▶ [Exercise directions]: Repeat the material in full. Keep every line exactly as it is.

▶ [Source data]:
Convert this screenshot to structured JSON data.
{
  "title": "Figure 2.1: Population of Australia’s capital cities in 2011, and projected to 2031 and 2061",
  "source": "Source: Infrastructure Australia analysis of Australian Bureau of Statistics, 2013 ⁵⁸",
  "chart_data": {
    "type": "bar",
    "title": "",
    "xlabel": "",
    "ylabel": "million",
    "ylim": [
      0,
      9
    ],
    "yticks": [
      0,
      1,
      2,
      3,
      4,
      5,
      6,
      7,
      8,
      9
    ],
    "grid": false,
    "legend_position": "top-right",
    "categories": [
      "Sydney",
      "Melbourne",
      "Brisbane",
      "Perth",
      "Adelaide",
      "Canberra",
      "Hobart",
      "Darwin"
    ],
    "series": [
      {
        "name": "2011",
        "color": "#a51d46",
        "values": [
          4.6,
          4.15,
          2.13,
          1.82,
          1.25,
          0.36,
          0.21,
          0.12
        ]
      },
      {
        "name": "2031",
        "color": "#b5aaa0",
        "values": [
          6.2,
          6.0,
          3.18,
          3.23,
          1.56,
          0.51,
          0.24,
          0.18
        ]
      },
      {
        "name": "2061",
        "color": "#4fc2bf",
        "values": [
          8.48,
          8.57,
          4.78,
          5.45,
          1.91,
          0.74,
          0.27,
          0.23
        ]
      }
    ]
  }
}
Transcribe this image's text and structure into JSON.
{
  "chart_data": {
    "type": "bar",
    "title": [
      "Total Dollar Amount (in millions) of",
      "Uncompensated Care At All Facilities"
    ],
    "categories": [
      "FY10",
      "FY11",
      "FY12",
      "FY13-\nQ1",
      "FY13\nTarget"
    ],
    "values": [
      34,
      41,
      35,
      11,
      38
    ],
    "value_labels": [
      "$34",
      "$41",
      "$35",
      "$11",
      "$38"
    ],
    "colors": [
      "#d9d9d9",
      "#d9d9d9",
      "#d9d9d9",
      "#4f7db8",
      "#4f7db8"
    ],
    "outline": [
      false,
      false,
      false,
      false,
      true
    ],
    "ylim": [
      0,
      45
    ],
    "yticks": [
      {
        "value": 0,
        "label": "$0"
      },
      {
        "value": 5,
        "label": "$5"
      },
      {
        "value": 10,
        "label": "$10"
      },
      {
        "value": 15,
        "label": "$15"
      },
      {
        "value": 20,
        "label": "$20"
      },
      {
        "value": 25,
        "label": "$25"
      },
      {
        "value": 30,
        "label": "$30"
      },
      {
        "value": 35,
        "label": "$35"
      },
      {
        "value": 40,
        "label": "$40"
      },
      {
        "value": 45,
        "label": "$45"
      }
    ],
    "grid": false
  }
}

▶ [Output below]:
Convert this screenshot to structured JSON data.
{
  "title": "Figure 2.1: Population of Australia’s capital cities in 2011, and projected to 2031 and 2061",
  "source": "Source: Infrastructure Australia analysis of Australian Bureau of Statistics, 2013 ⁵⁸",
  "chart_data": {
    "type": "bar",
    "title": "",
    "xlabel": "",
    "ylabel": "million",
    "ylim": [
      0,
      9
    ],
    "yticks": [
      0,
      1,
      2,
      3,
      4,
      5,
      6,
      7,
      8,
      9
    ],
    "grid": false,
    "legend_position": "top-right",
    "categories": [
      "Sydney",
      "Melbourne",
      "Brisbane",
      "Perth",
      "Adelaide",
      "Canberra",
      "Hobart",
      "Darwin"
    ],
    "series": [
      {
        "name": "2011",
        "color": "#a51d46",
        "values": [
          4.6,
          4.15,
          2.13,
          1.82,
          1.25,
          0.36,
          0.21,
          0.12
        ]
      },
      {
        "name": "2031",
        "color": "#b5aaa0",
        "values": [
          6.2,
          6.0,
          3.18,
          3.23,
          1.56,
          0.51,
          0.24,
          0.18
        ]
      },
      {
        "name": "2061",
        "color": "#4fc2bf",
        "values": [
          8.48,
          8.57,
          4.78,
          5.45,
          1.91,
          0.74,
          0.27,
          0.23
        ]
      }
    ]
  }
}
Transcribe this image's text and structure into JSON.
{
  "chart_data": {
    "type": "bar",
    "title": [
      "Total Dollar Amount (in millions) of",
      "Uncompensated Care At All Facilities"
    ],
    "categories": [
      "FY10",
      "FY11",
      "FY12",
      "FY13-\nQ1",
      "FY13\nTarget"
    ],
    "values": [
      34,
      41,
      35,
      11,
      38
    ],
    "value_labels": [
      "$34",
      "$41",
      "$35",
      "$11",
      "$38"
    ],
    "colors": [
      "#d9d9d9",
      "#d9d9d9",
      "#d9d9d9",
      "#4f7db8",
      "#4f7db8"
    ],
    "outline": [
      false,
      false,
      false,
      false,
      true
    ],
    "ylim": [
      0,
      45
    ],
    "yticks": [
      {
        "value": 0,
        "label": "$0"
      },
      {
        "value": 5,
        "label": "$5"
      },
      {
        "value": 10,
        "label": "$10"
      },
      {
        "value": 15,
        "label": "$15"
      },
      {
        "value": 20,
        "label": "$20"
      },
      {
        "value": 25,
        "label": "$25"
      },
      {
        "value": 30,
        "label": "$30"
      },
      {
        "value": 35,
        "label": "$35"
      },
      {
        "value": 40,
        "label": "$40"
      },
      {
        "value": 45,
        "label": "$45"
      }
    ],
    "grid": false
  }
}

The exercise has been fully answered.